→ **Material**
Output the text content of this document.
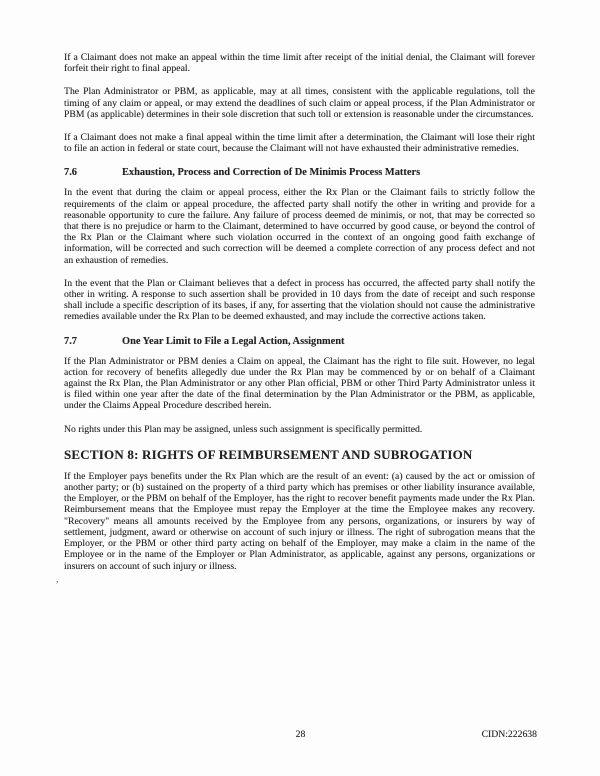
If a Claimant does not make an appeal within the time limit after receipt of the initial denial, the Claimant will forever forfeit their right to final appeal.

The Plan Administrator or PBM, as applicable, may at all times, consistent with the applicable regulations, toll the timing of any claim or appeal, or may extend the deadlines of such claim or appeal process, if the Plan Administrator or PBM (as applicable) determines in their sole discretion that such toll or extension is reasonable under the circumstances.

If a Claimant does not make a final appeal within the time limit after a determination, the Claimant will lose their right to file an action in federal or state court, because the Claimant will not have exhausted their administrative remedies.

7.6	Exhaustion, Process and Correction of De Minimis Process Matters

In the event that during the claim or appeal process, either the Rx Plan or the Claimant fails to strictly follow the requirements of the claim or appeal procedure, the affected party shall notify the other in writing and provide for a reasonable opportunity to cure the failure. Any failure of process deemed de minimis, or not, that may be corrected so that there is no prejudice or harm to the Claimant, determined to have occurred by good cause, or beyond the control of the Rx Plan or the Claimant where such violation occurred in the context of an ongoing good faith exchange of information, will be corrected and such correction will be deemed a complete correction of any process defect and not an exhaustion of remedies.

In the event that the Plan or Claimant believes that a defect in process has occurred, the affected party shall notify the other in writing. A response to such assertion shall be provided in 10 days from the date of receipt and such response shall include a specific description of its bases, if any, for asserting that the violation should not cause the administrative remedies available under the Rx Plan to be deemed exhausted, and may include the corrective actions taken.

7.7	One Year Limit to File a Legal Action, Assignment

If the Plan Administrator or PBM denies a Claim on appeal, the Claimant has the right to file suit. However, no legal action for recovery of benefits allegedly due under the Rx Plan may be commenced by or on behalf of a Claimant against the Rx Plan, the Plan Administrator or any other Plan official, PBM or other Third Party Administrator unless it is filed within one year after the date of the final determination by the Plan Administrator or the PBM, as applicable, under the Claims Appeal Procedure described herein.

No rights under this Plan may be assigned, unless such assignment is specifically permitted.

SECTION 8: RIGHTS OF REIMBURSEMENT AND SUBROGATION

If the Employer pays benefits under the Rx Plan which are the result of an event: (a) caused by the act or omission of another party; or (b) sustained on the property of a third party which has premises or other liability insurance available, the Employer, or the PBM on behalf of the Employer, has the right to recover benefit payments made under the Rx Plan. Reimbursement means that the Employee must repay the Employer at the time the Employee makes any recovery. "Recovery" means all amounts received by the Employee from any persons, organizations, or insurers by way of settlement, judgment, award or otherwise on account of such injury or illness. The right of subrogation means that the Employer, or the PBM or other third party acting on behalf of the Employer, may make a claim in the name of the Employee or in the name of the Employer or Plan Administrator, as applicable, against any persons, organizations or insurers on account of such injury or illness.

,
28	CIDN:222638
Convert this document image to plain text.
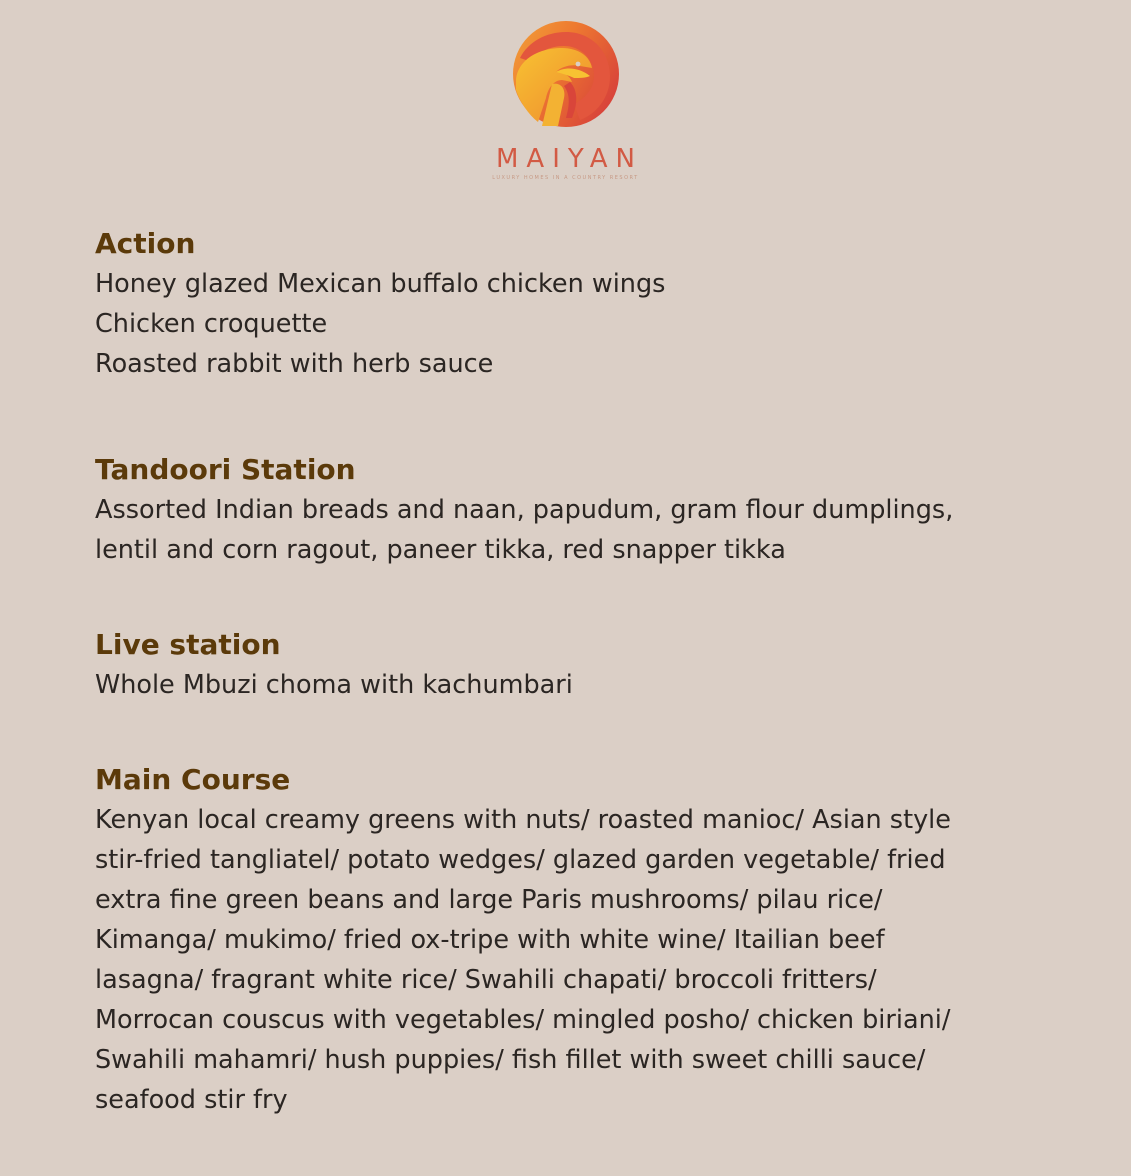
MAIYAN
LUXURY HOMES IN A COUNTRY RESORT
Action
Honey glazed Mexican buffalo chicken wings
Chicken croquette
Roasted rabbit with herb sauce
Tandoori Station
Assorted Indian breads and naan, papudum, gram flour dumplings,
lentil and corn ragout, paneer tikka, red snapper tikka
Live station
Whole Mbuzi choma with kachumbari
Main Course
Kenyan local creamy greens with nuts/ roasted manioc/ Asian style
stir-fried tangliatel/ potato wedges/ glazed garden vegetable/ fried
extra fine green beans and large Paris mushrooms/ pilau rice/
Kimanga/ mukimo/ fried ox-tripe with white wine/ Itailian beef
lasagna/ fragrant white rice/ Swahili chapati/ broccoli fritters/
Morrocan couscus with vegetables/ mingled posho/ chicken biriani/
Swahili mahamri/ hush puppies/ fish fillet with sweet chilli sauce/
seafood stir fry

→ **What is required**
Without the pictures, print the records in full, exactly as they appear.

→ **Full solution**
Output the text content of this document.
If a Claimant does not make an appeal within the time limit after receipt of the initial denial, the Claimant will forever forfeit their right to final appeal.

The Plan Administrator or PBM, as applicable, may at all times, consistent with the applicable regulations, toll the timing of any claim or appeal, or may extend the deadlines of such claim or appeal process, if the Plan Administrator or PBM (as applicable) determines in their sole discretion that such toll or extension is reasonable under the circumstances.

If a Claimant does not make a final appeal within the time limit after a determination, the Claimant will lose their right to file an action in federal or state court, because the Claimant will not have exhausted their administrative remedies.

7.6	Exhaustion, Process and Correction of De Minimis Process Matters

In the event that during the claim or appeal process, either the Rx Plan or the Claimant fails to strictly follow the requirements of the claim or appeal procedure, the affected party shall notify the other in writing and provide for a reasonable opportunity to cure the failure. Any failure of process deemed de minimis, or not, that may be corrected so that there is no prejudice or harm to the Claimant, determined to have occurred by good cause, or beyond the control of the Rx Plan or the Claimant where such violation occurred in the context of an ongoing good faith exchange of information, will be corrected and such correction will be deemed a complete correction of any process defect and not an exhaustion of remedies.

In the event that the Plan or Claimant believes that a defect in process has occurred, the affected party shall notify the other in writing. A response to such assertion shall be provided in 10 days from the date of receipt and such response shall include a specific description of its bases, if any, for asserting that the violation should not cause the administrative remedies available under the Rx Plan to be deemed exhausted, and may include the corrective actions taken.

7.7	One Year Limit to File a Legal Action, Assignment

If the Plan Administrator or PBM denies a Claim on appeal, the Claimant has the right to file suit. However, no legal action for recovery of benefits allegedly due under the Rx Plan may be commenced by or on behalf of a Claimant against the Rx Plan, the Plan Administrator or any other Plan official, PBM or other Third Party Administrator unless it is filed within one year after the date of the final determination by the Plan Administrator or the PBM, as applicable, under the Claims Appeal Procedure described herein.

No rights under this Plan may be assigned, unless such assignment is specifically permitted.

SECTION 8: RIGHTS OF REIMBURSEMENT AND SUBROGATION

If the Employer pays benefits under the Rx Plan which are the result of an event: (a) caused by the act or omission of another party; or (b) sustained on the property of a third party which has premises or other liability insurance available, the Employer, or the PBM on behalf of the Employer, has the right to recover benefit payments made under the Rx Plan. Reimbursement means that the Employee must repay the Employer at the time the Employee makes any recovery. "Recovery" means all amounts received by the Employee from any persons, organizations, or insurers by way of settlement, judgment, award or otherwise on account of such injury or illness. The right of subrogation means that the Employer, or the PBM or other third party acting on behalf of the Employer, may make a claim in the name of the Employee or in the name of the Employer or Plan Administrator, as applicable, against any persons, organizations or insurers on account of such injury or illness.

,
28	CIDN:222638
Convert this document image to plain text.
MAIYAN
LUXURY HOMES IN A COUNTRY RESORT
Action
Honey glazed Mexican buffalo chicken wings
Chicken croquette
Roasted rabbit with herb sauce
Tandoori Station
Assorted Indian breads and naan, papudum, gram flour dumplings,
lentil and corn ragout, paneer tikka, red snapper tikka
Live station
Whole Mbuzi choma with kachumbari
Main Course
Kenyan local creamy greens with nuts/ roasted manioc/ Asian style
stir-fried tangliatel/ potato wedges/ glazed garden vegetable/ fried
extra fine green beans and large Paris mushrooms/ pilau rice/
Kimanga/ mukimo/ fried ox-tripe with white wine/ Itailian beef
lasagna/ fragrant white rice/ Swahili chapati/ broccoli fritters/
Morrocan couscus with vegetables/ mingled posho/ chicken biriani/
Swahili mahamri/ hush puppies/ fish fillet with sweet chilli sauce/
seafood stir fry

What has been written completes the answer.